Start of DATA PROVIDED
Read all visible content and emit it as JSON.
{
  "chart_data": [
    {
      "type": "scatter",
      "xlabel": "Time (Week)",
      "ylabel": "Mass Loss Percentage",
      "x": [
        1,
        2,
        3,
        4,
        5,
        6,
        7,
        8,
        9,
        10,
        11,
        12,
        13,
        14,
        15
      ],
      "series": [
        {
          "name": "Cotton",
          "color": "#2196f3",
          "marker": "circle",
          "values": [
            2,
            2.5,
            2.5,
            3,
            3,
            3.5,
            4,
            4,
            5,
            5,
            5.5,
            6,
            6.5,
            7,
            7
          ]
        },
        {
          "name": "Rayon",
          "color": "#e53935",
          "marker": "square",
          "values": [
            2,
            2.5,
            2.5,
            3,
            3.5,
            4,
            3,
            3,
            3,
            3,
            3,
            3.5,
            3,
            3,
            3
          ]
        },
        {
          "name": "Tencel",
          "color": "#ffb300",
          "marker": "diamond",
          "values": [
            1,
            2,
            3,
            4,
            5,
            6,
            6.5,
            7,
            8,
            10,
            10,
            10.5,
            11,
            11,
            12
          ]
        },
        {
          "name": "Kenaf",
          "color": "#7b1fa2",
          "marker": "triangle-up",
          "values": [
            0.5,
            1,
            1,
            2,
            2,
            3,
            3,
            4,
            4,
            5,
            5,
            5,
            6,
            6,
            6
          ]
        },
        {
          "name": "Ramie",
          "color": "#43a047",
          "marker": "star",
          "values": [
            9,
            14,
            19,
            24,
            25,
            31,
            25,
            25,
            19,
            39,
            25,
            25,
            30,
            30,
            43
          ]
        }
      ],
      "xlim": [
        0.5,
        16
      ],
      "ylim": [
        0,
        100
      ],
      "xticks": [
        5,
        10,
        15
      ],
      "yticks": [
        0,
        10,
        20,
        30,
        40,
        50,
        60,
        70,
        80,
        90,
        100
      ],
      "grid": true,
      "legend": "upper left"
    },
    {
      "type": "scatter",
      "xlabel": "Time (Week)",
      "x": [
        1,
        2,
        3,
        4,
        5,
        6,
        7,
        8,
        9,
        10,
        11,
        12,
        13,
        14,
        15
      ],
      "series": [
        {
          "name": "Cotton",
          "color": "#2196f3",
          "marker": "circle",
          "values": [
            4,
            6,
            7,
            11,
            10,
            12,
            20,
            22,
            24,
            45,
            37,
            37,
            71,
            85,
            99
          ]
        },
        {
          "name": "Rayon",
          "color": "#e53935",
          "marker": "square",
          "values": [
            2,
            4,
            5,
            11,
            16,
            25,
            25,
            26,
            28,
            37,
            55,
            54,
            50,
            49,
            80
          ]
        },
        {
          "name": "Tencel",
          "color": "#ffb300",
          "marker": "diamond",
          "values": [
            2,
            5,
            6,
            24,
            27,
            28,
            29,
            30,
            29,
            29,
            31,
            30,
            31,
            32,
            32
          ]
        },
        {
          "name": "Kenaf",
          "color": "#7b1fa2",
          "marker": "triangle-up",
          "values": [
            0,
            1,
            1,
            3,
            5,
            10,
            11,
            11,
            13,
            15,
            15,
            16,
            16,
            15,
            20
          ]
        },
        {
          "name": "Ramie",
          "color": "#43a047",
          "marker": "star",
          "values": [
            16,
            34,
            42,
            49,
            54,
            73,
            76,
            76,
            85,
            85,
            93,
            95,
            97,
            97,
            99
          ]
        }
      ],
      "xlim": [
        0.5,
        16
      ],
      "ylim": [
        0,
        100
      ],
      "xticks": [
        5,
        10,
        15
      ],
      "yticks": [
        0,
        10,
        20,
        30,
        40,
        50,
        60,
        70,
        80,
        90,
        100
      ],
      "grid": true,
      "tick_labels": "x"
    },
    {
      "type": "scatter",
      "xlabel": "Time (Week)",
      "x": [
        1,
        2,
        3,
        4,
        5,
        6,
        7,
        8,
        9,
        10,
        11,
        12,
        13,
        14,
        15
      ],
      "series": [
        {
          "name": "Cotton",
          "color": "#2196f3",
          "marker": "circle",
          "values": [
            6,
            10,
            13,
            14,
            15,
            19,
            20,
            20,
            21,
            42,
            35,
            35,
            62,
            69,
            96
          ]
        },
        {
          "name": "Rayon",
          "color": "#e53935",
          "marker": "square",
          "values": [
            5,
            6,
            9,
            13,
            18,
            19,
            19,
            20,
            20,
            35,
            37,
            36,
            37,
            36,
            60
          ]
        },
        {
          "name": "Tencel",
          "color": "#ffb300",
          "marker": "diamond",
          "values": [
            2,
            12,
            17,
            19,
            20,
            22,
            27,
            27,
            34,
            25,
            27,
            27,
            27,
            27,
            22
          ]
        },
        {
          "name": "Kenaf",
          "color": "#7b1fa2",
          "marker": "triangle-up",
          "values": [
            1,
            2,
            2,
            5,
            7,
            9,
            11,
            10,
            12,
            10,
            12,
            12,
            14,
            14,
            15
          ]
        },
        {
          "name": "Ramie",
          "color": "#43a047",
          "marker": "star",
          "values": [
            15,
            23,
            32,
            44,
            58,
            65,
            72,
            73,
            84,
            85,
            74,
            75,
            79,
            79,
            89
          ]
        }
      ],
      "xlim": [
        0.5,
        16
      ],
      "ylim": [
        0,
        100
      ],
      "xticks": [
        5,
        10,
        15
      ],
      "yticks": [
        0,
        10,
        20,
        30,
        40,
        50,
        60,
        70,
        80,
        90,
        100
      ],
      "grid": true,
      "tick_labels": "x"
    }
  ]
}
End of DATA PROVIDED
• STATED PROBLEM:
Go through the records above and retype each one exactly.

• EXERCISE RESPONSE:
Read all visible content and emit it as JSON.
{
  "chart_data": [
    {
      "type": "scatter",
      "xlabel": "Time (Week)",
      "ylabel": "Mass Loss Percentage",
      "x": [
        1,
        2,
        3,
        4,
        5,
        6,
        7,
        8,
        9,
        10,
        11,
        12,
        13,
        14,
        15
      ],
      "series": [
        {
          "name": "Cotton",
          "color": "#2196f3",
          "marker": "circle",
          "values": [
            2,
            2.5,
            2.5,
            3,
            3,
            3.5,
            4,
            4,
            5,
            5,
            5.5,
            6,
            6.5,
            7,
            7
          ]
        },
        {
          "name": "Rayon",
          "color": "#e53935",
          "marker": "square",
          "values": [
            2,
            2.5,
            2.5,
            3,
            3.5,
            4,
            3,
            3,
            3,
            3,
            3,
            3.5,
            3,
            3,
            3
          ]
        },
        {
          "name": "Tencel",
          "color": "#ffb300",
          "marker": "diamond",
          "values": [
            1,
            2,
            3,
            4,
            5,
            6,
            6.5,
            7,
            8,
            10,
            10,
            10.5,
            11,
            11,
            12
          ]
        },
        {
          "name": "Kenaf",
          "color": "#7b1fa2",
          "marker": "triangle-up",
          "values": [
            0.5,
            1,
            1,
            2,
            2,
            3,
            3,
            4,
            4,
            5,
            5,
            5,
            6,
            6,
            6
          ]
        },
        {
          "name": "Ramie",
          "color": "#43a047",
          "marker": "star",
          "values": [
            9,
            14,
            19,
            24,
            25,
            31,
            25,
            25,
            19,
            39,
            25,
            25,
            30,
            30,
            43
          ]
        }
      ],
      "xlim": [
        0.5,
        16
      ],
      "ylim": [
        0,
        100
      ],
      "xticks": [
        5,
        10,
        15
      ],
      "yticks": [
        0,
        10,
        20,
        30,
        40,
        50,
        60,
        70,
        80,
        90,
        100
      ],
      "grid": true,
      "legend": "upper left"
    },
    {
      "type": "scatter",
      "xlabel": "Time (Week)",
      "x": [
        1,
        2,
        3,
        4,
        5,
        6,
        7,
        8,
        9,
        10,
        11,
        12,
        13,
        14,
        15
      ],
      "series": [
        {
          "name": "Cotton",
          "color": "#2196f3",
          "marker": "circle",
          "values": [
            4,
            6,
            7,
            11,
            10,
            12,
            20,
            22,
            24,
            45,
            37,
            37,
            71,
            85,
            99
          ]
        },
        {
          "name": "Rayon",
          "color": "#e53935",
          "marker": "square",
          "values": [
            2,
            4,
            5,
            11,
            16,
            25,
            25,
            26,
            28,
            37,
            55,
            54,
            50,
            49,
            80
          ]
        },
        {
          "name": "Tencel",
          "color": "#ffb300",
          "marker": "diamond",
          "values": [
            2,
            5,
            6,
            24,
            27,
            28,
            29,
            30,
            29,
            29,
            31,
            30,
            31,
            32,
            32
          ]
        },
        {
          "name": "Kenaf",
          "color": "#7b1fa2",
          "marker": "triangle-up",
          "values": [
            0,
            1,
            1,
            3,
            5,
            10,
            11,
            11,
            13,
            15,
            15,
            16,
            16,
            15,
            20
          ]
        },
        {
          "name": "Ramie",
          "color": "#43a047",
          "marker": "star",
          "values": [
            16,
            34,
            42,
            49,
            54,
            73,
            76,
            76,
            85,
            85,
            93,
            95,
            97,
            97,
            99
          ]
        }
      ],
      "xlim": [
        0.5,
        16
      ],
      "ylim": [
        0,
        100
      ],
      "xticks": [
        5,
        10,
        15
      ],
      "yticks": [
        0,
        10,
        20,
        30,
        40,
        50,
        60,
        70,
        80,
        90,
        100
      ],
      "grid": true,
      "tick_labels": "x"
    },
    {
      "type": "scatter",
      "xlabel": "Time (Week)",
      "x": [
        1,
        2,
        3,
        4,
        5,
        6,
        7,
        8,
        9,
        10,
        11,
        12,
        13,
        14,
        15
      ],
      "series": [
        {
          "name": "Cotton",
          "color": "#2196f3",
          "marker": "circle",
          "values": [
            6,
            10,
            13,
            14,
            15,
            19,
            20,
            20,
            21,
            42,
            35,
            35,
            62,
            69,
            96
          ]
        },
        {
          "name": "Rayon",
          "color": "#e53935",
          "marker": "square",
          "values": [
            5,
            6,
            9,
            13,
            18,
            19,
            19,
            20,
            20,
            35,
            37,
            36,
            37,
            36,
            60
          ]
        },
        {
          "name": "Tencel",
          "color": "#ffb300",
          "marker": "diamond",
          "values": [
            2,
            12,
            17,
            19,
            20,
            22,
            27,
            27,
            34,
            25,
            27,
            27,
            27,
            27,
            22
          ]
        },
        {
          "name": "Kenaf",
          "color": "#7b1fa2",
          "marker": "triangle-up",
          "values": [
            1,
            2,
            2,
            5,
            7,
            9,
            11,
            10,
            12,
            10,
            12,
            12,
            14,
            14,
            15
          ]
        },
        {
          "name": "Ramie",
          "color": "#43a047",
          "marker": "star",
          "values": [
            15,
            23,
            32,
            44,
            58,
            65,
            72,
            73,
            84,
            85,
            74,
            75,
            79,
            79,
            89
          ]
        }
      ],
      "xlim": [
        0.5,
        16
      ],
      "ylim": [
        0,
        100
      ],
      "xticks": [
        5,
        10,
        15
      ],
      "yticks": [
        0,
        10,
        20,
        30,
        40,
        50,
        60,
        70,
        80,
        90,
        100
      ],
      "grid": true,
      "tick_labels": "x"
    }
  ]
}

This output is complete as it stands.